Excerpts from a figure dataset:
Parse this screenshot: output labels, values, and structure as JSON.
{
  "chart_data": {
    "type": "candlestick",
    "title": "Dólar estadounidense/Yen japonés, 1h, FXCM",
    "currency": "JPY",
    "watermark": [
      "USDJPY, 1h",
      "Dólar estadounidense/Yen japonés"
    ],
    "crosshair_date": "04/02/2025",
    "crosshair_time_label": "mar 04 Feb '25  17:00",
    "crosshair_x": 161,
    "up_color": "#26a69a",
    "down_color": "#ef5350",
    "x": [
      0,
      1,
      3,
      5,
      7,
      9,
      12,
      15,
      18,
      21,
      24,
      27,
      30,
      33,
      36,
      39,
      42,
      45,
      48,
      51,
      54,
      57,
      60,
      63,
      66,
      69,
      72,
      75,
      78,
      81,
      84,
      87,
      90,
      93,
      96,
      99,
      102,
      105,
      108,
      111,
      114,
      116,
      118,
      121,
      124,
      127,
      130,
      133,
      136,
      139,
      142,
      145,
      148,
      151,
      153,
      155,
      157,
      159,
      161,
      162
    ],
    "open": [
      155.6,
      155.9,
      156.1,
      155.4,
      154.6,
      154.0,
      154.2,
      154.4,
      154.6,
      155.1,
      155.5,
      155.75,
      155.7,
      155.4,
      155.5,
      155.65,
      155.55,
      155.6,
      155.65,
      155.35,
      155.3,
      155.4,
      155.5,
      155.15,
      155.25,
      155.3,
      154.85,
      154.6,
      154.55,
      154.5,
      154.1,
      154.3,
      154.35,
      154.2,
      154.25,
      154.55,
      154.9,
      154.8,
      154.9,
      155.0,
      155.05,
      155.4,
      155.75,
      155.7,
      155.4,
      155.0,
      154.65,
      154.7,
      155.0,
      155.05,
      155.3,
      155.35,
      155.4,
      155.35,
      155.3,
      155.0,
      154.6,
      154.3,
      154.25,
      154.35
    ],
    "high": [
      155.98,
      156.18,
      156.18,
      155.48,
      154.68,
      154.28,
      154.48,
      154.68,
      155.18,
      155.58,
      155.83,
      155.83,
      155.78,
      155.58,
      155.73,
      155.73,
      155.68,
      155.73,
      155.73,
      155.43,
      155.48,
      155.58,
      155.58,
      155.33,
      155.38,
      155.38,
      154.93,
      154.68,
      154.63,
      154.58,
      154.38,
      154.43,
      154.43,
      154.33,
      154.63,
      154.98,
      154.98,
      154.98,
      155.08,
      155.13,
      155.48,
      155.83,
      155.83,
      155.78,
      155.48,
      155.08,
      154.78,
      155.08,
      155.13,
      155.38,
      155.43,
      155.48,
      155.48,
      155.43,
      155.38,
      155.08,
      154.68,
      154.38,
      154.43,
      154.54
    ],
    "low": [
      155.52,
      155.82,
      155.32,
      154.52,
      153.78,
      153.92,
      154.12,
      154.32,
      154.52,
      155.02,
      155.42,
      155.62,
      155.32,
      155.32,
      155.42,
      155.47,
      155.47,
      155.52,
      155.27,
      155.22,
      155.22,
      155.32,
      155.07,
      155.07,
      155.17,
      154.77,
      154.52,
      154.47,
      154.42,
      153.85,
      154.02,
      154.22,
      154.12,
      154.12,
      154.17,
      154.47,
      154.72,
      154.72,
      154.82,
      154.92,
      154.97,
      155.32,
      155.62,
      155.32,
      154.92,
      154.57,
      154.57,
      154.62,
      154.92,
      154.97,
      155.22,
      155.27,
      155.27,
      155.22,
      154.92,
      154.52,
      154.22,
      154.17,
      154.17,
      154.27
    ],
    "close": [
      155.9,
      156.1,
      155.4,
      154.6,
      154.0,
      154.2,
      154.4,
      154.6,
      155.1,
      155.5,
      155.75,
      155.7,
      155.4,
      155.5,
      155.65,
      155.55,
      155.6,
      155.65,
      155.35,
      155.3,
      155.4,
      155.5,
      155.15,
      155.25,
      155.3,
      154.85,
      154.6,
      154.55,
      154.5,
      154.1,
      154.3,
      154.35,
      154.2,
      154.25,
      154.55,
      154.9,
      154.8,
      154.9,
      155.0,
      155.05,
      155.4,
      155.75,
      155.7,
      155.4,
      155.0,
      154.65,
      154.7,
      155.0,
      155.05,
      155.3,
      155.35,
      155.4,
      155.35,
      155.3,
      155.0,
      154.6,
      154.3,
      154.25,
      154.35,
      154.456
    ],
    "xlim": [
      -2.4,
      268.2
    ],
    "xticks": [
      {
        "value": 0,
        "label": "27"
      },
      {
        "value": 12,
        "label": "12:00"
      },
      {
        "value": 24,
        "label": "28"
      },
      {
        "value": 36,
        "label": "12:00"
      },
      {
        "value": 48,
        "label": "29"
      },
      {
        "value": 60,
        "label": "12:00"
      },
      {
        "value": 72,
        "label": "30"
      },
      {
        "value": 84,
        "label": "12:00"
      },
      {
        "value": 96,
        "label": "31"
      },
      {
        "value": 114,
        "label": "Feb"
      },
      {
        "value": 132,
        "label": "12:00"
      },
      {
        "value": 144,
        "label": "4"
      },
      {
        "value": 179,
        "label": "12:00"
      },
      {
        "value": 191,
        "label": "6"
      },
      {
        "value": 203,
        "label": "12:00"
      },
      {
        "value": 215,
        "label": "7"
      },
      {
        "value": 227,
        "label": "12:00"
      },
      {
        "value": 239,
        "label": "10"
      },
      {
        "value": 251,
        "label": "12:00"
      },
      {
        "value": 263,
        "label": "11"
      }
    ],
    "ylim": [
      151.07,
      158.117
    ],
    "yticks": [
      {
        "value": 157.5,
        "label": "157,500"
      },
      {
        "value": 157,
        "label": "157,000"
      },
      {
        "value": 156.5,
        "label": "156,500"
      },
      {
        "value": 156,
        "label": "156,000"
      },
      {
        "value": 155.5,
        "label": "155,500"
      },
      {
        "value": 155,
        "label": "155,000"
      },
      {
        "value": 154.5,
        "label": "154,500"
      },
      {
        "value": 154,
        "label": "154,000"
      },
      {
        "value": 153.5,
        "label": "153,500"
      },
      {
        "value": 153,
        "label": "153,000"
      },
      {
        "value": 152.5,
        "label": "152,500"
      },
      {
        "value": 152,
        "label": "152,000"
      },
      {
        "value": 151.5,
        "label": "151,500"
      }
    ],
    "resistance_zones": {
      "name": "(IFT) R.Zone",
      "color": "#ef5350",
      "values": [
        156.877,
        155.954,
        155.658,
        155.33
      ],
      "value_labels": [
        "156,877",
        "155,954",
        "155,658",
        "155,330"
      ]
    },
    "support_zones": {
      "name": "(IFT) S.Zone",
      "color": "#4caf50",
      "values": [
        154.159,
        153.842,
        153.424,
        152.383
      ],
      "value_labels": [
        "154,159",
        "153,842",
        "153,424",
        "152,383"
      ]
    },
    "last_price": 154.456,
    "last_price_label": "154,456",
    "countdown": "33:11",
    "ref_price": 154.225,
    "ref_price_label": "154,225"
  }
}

### What to produce
Type out the material again exactly as presented.

### Solved problem
Parse this screenshot: output labels, values, and structure as JSON.
{
  "chart_data": {
    "type": "candlestick",
    "title": "Dólar estadounidense/Yen japonés, 1h, FXCM",
    "currency": "JPY",
    "watermark": [
      "USDJPY, 1h",
      "Dólar estadounidense/Yen japonés"
    ],
    "crosshair_date": "04/02/2025",
    "crosshair_time_label": "mar 04 Feb '25  17:00",
    "crosshair_x": 161,
    "up_color": "#26a69a",
    "down_color": "#ef5350",
    "x": [
      0,
      1,
      3,
      5,
      7,
      9,
      12,
      15,
      18,
      21,
      24,
      27,
      30,
      33,
      36,
      39,
      42,
      45,
      48,
      51,
      54,
      57,
      60,
      63,
      66,
      69,
      72,
      75,
      78,
      81,
      84,
      87,
      90,
      93,
      96,
      99,
      102,
      105,
      108,
      111,
      114,
      116,
      118,
      121,
      124,
      127,
      130,
      133,
      136,
      139,
      142,
      145,
      148,
      151,
      153,
      155,
      157,
      159,
      161,
      162
    ],
    "open": [
      155.6,
      155.9,
      156.1,
      155.4,
      154.6,
      154.0,
      154.2,
      154.4,
      154.6,
      155.1,
      155.5,
      155.75,
      155.7,
      155.4,
      155.5,
      155.65,
      155.55,
      155.6,
      155.65,
      155.35,
      155.3,
      155.4,
      155.5,
      155.15,
      155.25,
      155.3,
      154.85,
      154.6,
      154.55,
      154.5,
      154.1,
      154.3,
      154.35,
      154.2,
      154.25,
      154.55,
      154.9,
      154.8,
      154.9,
      155.0,
      155.05,
      155.4,
      155.75,
      155.7,
      155.4,
      155.0,
      154.65,
      154.7,
      155.0,
      155.05,
      155.3,
      155.35,
      155.4,
      155.35,
      155.3,
      155.0,
      154.6,
      154.3,
      154.25,
      154.35
    ],
    "high": [
      155.98,
      156.18,
      156.18,
      155.48,
      154.68,
      154.28,
      154.48,
      154.68,
      155.18,
      155.58,
      155.83,
      155.83,
      155.78,
      155.58,
      155.73,
      155.73,
      155.68,
      155.73,
      155.73,
      155.43,
      155.48,
      155.58,
      155.58,
      155.33,
      155.38,
      155.38,
      154.93,
      154.68,
      154.63,
      154.58,
      154.38,
      154.43,
      154.43,
      154.33,
      154.63,
      154.98,
      154.98,
      154.98,
      155.08,
      155.13,
      155.48,
      155.83,
      155.83,
      155.78,
      155.48,
      155.08,
      154.78,
      155.08,
      155.13,
      155.38,
      155.43,
      155.48,
      155.48,
      155.43,
      155.38,
      155.08,
      154.68,
      154.38,
      154.43,
      154.54
    ],
    "low": [
      155.52,
      155.82,
      155.32,
      154.52,
      153.78,
      153.92,
      154.12,
      154.32,
      154.52,
      155.02,
      155.42,
      155.62,
      155.32,
      155.32,
      155.42,
      155.47,
      155.47,
      155.52,
      155.27,
      155.22,
      155.22,
      155.32,
      155.07,
      155.07,
      155.17,
      154.77,
      154.52,
      154.47,
      154.42,
      153.85,
      154.02,
      154.22,
      154.12,
      154.12,
      154.17,
      154.47,
      154.72,
      154.72,
      154.82,
      154.92,
      154.97,
      155.32,
      155.62,
      155.32,
      154.92,
      154.57,
      154.57,
      154.62,
      154.92,
      154.97,
      155.22,
      155.27,
      155.27,
      155.22,
      154.92,
      154.52,
      154.22,
      154.17,
      154.17,
      154.27
    ],
    "close": [
      155.9,
      156.1,
      155.4,
      154.6,
      154.0,
      154.2,
      154.4,
      154.6,
      155.1,
      155.5,
      155.75,
      155.7,
      155.4,
      155.5,
      155.65,
      155.55,
      155.6,
      155.65,
      155.35,
      155.3,
      155.4,
      155.5,
      155.15,
      155.25,
      155.3,
      154.85,
      154.6,
      154.55,
      154.5,
      154.1,
      154.3,
      154.35,
      154.2,
      154.25,
      154.55,
      154.9,
      154.8,
      154.9,
      155.0,
      155.05,
      155.4,
      155.75,
      155.7,
      155.4,
      155.0,
      154.65,
      154.7,
      155.0,
      155.05,
      155.3,
      155.35,
      155.4,
      155.35,
      155.3,
      155.0,
      154.6,
      154.3,
      154.25,
      154.35,
      154.456
    ],
    "xlim": [
      -2.4,
      268.2
    ],
    "xticks": [
      {
        "value": 0,
        "label": "27"
      },
      {
        "value": 12,
        "label": "12:00"
      },
      {
        "value": 24,
        "label": "28"
      },
      {
        "value": 36,
        "label": "12:00"
      },
      {
        "value": 48,
        "label": "29"
      },
      {
        "value": 60,
        "label": "12:00"
      },
      {
        "value": 72,
        "label": "30"
      },
      {
        "value": 84,
        "label": "12:00"
      },
      {
        "value": 96,
        "label": "31"
      },
      {
        "value": 114,
        "label": "Feb"
      },
      {
        "value": 132,
        "label": "12:00"
      },
      {
        "value": 144,
        "label": "4"
      },
      {
        "value": 179,
        "label": "12:00"
      },
      {
        "value": 191,
        "label": "6"
      },
      {
        "value": 203,
        "label": "12:00"
      },
      {
        "value": 215,
        "label": "7"
      },
      {
        "value": 227,
        "label": "12:00"
      },
      {
        "value": 239,
        "label": "10"
      },
      {
        "value": 251,
        "label": "12:00"
      },
      {
        "value": 263,
        "label": "11"
      }
    ],
    "ylim": [
      151.07,
      158.117
    ],
    "yticks": [
      {
        "value": 157.5,
        "label": "157,500"
      },
      {
        "value": 157,
        "label": "157,000"
      },
      {
        "value": 156.5,
        "label": "156,500"
      },
      {
        "value": 156,
        "label": "156,000"
      },
      {
        "value": 155.5,
        "label": "155,500"
      },
      {
        "value": 155,
        "label": "155,000"
      },
      {
        "value": 154.5,
        "label": "154,500"
      },
      {
        "value": 154,
        "label": "154,000"
      },
      {
        "value": 153.5,
        "label": "153,500"
      },
      {
        "value": 153,
        "label": "153,000"
      },
      {
        "value": 152.5,
        "label": "152,500"
      },
      {
        "value": 152,
        "label": "152,000"
      },
      {
        "value": 151.5,
        "label": "151,500"
      }
    ],
    "resistance_zones": {
      "name": "(IFT) R.Zone",
      "color": "#ef5350",
      "values": [
        156.877,
        155.954,
        155.658,
        155.33
      ],
      "value_labels": [
        "156,877",
        "155,954",
        "155,658",
        "155,330"
      ]
    },
    "support_zones": {
      "name": "(IFT) S.Zone",
      "color": "#4caf50",
      "values": [
        154.159,
        153.842,
        153.424,
        152.383
      ],
      "value_labels": [
        "154,159",
        "153,842",
        "153,424",
        "152,383"
      ]
    },
    "last_price": 154.456,
    "last_price_label": "154,456",
    "countdown": "33:11",
    "ref_price": 154.225,
    "ref_price_label": "154,225"
  }
}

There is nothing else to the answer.